Exercise task
Locate all lines with the word "color" and copy them out.

Data for this exercise
[START]
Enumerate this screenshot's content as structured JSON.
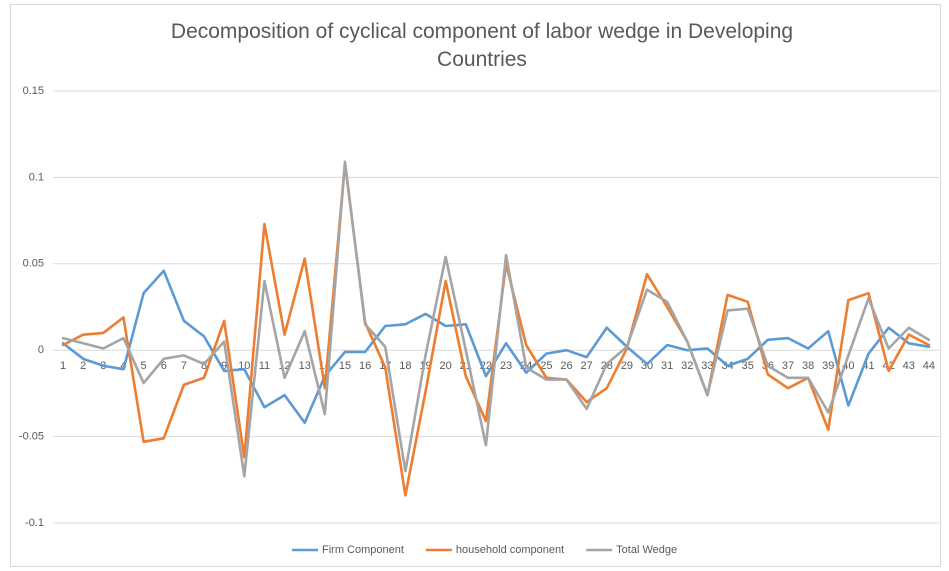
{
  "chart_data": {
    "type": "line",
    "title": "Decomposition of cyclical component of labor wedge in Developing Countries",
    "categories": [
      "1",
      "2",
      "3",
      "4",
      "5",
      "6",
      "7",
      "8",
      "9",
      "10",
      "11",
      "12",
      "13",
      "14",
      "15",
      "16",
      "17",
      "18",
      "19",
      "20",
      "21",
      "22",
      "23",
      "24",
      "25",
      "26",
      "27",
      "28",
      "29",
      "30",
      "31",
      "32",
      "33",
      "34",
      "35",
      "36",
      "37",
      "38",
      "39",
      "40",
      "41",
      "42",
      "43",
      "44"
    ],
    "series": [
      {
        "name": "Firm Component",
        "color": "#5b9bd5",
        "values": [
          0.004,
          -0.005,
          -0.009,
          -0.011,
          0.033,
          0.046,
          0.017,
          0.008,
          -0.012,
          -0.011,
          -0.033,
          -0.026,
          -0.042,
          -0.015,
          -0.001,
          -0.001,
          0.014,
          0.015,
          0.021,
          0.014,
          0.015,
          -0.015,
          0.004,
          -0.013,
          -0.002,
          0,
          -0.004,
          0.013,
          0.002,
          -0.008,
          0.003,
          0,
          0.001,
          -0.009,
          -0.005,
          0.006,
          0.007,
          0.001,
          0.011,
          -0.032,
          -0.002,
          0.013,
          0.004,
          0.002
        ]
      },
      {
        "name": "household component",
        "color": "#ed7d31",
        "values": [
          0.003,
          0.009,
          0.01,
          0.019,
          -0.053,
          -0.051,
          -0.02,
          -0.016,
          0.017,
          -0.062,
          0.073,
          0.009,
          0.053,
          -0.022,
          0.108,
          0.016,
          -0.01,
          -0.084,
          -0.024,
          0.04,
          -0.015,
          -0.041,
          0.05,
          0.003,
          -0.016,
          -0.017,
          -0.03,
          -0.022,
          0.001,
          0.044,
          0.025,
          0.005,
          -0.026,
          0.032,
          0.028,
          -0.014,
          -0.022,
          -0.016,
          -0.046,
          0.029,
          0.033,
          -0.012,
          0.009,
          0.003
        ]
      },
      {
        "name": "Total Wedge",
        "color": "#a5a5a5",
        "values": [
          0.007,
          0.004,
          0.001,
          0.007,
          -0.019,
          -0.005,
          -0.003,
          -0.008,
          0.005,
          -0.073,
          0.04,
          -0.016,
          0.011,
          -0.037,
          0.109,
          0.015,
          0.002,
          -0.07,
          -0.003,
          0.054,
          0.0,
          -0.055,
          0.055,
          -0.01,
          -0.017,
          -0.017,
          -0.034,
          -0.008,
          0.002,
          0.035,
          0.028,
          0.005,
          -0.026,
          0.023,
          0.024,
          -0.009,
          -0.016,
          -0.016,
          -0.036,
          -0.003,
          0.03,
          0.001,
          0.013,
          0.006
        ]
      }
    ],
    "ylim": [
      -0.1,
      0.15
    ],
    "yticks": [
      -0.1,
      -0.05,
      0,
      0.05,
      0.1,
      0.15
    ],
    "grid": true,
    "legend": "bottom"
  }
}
[END]
[START]
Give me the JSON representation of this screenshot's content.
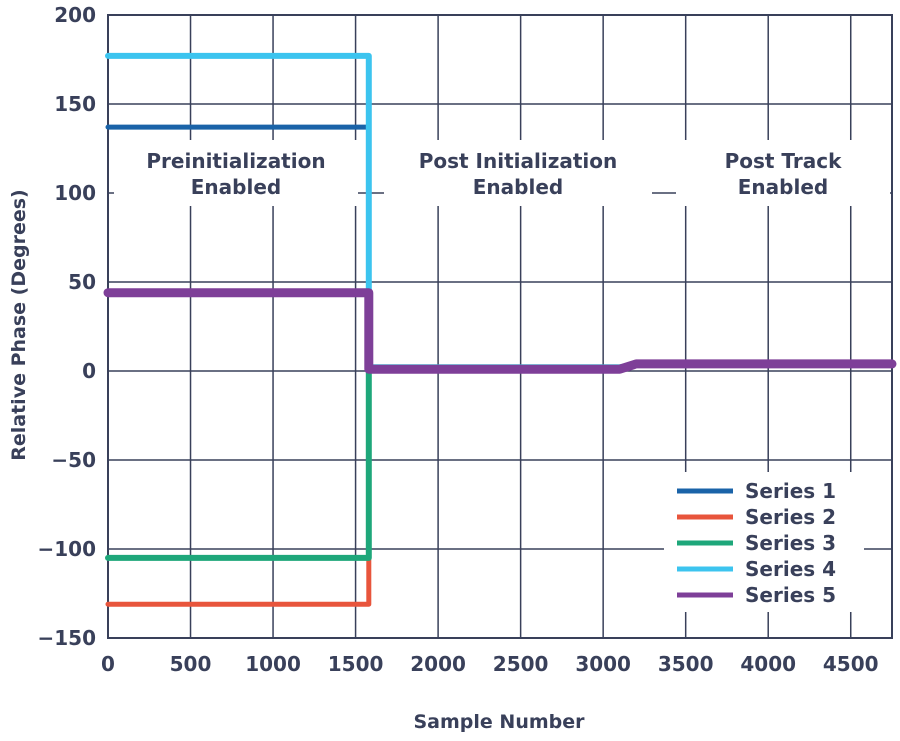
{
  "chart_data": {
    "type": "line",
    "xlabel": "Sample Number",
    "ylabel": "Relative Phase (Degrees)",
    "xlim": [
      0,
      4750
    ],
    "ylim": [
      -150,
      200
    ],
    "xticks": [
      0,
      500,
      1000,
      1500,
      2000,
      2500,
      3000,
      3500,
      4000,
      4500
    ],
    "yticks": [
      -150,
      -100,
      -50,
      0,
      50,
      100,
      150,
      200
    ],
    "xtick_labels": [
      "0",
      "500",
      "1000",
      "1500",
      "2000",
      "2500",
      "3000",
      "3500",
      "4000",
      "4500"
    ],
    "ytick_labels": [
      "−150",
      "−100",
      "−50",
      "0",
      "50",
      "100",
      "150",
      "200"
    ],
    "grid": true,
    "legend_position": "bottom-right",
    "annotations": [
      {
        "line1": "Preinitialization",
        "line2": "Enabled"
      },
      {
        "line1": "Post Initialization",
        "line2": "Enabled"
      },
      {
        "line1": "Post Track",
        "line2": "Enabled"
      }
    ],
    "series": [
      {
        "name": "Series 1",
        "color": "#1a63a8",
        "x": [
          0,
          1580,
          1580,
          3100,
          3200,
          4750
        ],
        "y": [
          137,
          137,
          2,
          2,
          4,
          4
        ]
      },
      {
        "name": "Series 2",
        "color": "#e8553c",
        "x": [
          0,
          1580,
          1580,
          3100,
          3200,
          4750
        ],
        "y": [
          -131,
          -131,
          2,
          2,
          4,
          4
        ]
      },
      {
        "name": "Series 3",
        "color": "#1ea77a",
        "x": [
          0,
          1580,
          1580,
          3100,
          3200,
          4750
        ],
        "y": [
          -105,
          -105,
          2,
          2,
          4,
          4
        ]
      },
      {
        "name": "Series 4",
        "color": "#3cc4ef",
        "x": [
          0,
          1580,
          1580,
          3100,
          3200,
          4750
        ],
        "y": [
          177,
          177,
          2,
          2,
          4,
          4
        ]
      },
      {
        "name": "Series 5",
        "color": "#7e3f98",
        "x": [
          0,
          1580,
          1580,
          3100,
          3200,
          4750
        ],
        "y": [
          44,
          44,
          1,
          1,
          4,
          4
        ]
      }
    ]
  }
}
[END]
Answer
        "color": "#5b9bd5",
        "color": "#ed7d31",
        "color": "#a5a5a5",
        "color": "#1a63a8",
        "color": "#e8553c",
        "color": "#1ea77a",
        "color": "#3cc4ef",
        "color": "#7e3f98",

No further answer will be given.